## What is needed
Lines that hold the string "label" are to be counted; give only their number.

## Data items
########################################

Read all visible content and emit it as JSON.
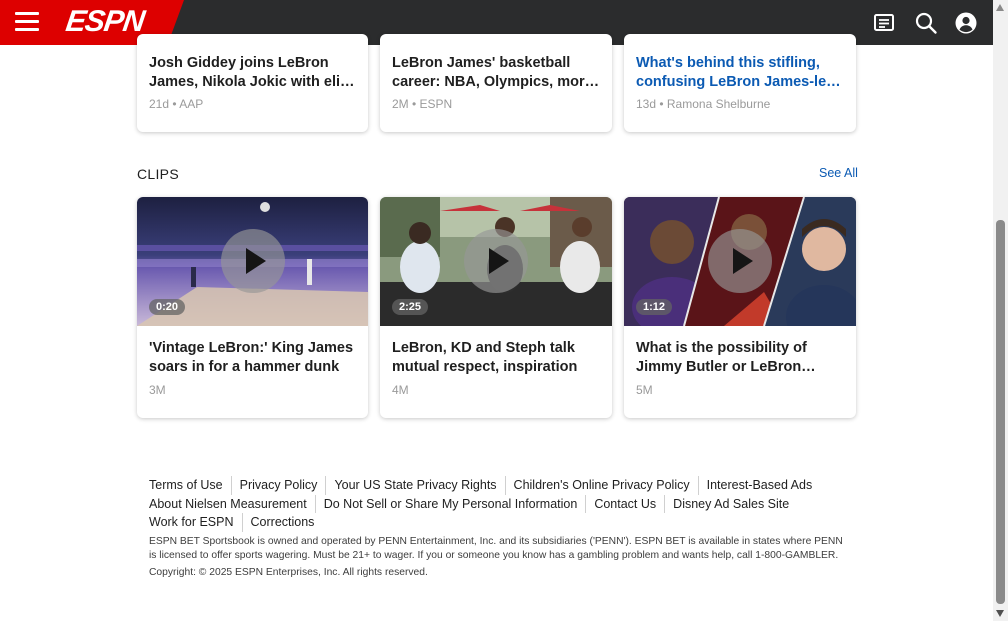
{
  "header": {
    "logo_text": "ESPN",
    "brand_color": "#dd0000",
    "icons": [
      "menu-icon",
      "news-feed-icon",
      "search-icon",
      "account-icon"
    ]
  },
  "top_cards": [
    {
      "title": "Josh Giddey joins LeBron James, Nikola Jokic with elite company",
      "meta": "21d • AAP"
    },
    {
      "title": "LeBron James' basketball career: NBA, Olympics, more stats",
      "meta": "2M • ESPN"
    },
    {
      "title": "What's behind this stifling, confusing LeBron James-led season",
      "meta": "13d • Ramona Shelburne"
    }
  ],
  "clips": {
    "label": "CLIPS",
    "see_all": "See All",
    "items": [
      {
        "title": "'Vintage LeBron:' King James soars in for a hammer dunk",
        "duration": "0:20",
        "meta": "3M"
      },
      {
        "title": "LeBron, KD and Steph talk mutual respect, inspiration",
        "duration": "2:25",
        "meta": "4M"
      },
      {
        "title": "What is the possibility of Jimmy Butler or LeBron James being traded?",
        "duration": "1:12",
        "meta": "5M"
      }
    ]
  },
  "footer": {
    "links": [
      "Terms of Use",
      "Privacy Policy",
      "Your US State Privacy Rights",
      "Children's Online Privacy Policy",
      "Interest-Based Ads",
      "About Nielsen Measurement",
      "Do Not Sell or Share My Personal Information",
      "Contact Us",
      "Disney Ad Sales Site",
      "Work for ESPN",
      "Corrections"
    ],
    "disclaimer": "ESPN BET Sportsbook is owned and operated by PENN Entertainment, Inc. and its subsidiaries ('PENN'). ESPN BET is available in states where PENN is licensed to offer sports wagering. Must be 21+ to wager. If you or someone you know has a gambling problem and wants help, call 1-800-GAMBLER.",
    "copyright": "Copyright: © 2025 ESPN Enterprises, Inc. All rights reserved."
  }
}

########################################

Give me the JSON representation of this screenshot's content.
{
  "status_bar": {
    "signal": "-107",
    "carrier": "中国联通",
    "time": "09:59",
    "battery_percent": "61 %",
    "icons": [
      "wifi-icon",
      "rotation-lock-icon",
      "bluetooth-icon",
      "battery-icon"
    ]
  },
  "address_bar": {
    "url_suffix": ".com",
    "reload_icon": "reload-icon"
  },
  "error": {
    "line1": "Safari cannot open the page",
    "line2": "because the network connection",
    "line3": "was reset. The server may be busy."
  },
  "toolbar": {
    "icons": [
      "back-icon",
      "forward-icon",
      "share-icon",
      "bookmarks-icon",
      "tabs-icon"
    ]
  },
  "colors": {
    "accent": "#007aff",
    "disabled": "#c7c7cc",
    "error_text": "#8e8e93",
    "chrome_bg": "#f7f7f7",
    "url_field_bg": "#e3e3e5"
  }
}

########################################

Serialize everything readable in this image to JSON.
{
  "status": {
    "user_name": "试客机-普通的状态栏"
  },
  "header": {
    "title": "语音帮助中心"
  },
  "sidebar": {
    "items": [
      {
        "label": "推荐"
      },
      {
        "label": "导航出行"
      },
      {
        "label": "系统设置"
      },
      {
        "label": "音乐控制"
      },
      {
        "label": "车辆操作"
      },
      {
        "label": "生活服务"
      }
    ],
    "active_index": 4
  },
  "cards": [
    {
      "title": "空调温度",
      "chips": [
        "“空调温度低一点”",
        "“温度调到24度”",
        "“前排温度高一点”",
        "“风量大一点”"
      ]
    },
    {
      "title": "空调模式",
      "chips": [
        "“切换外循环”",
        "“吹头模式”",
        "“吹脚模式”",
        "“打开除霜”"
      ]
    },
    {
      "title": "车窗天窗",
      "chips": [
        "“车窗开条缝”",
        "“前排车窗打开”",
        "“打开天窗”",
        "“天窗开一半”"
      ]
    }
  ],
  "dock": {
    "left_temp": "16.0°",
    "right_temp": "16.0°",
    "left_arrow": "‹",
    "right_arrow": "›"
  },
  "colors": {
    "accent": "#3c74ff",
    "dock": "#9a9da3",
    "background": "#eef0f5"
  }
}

########################################

## Task output
7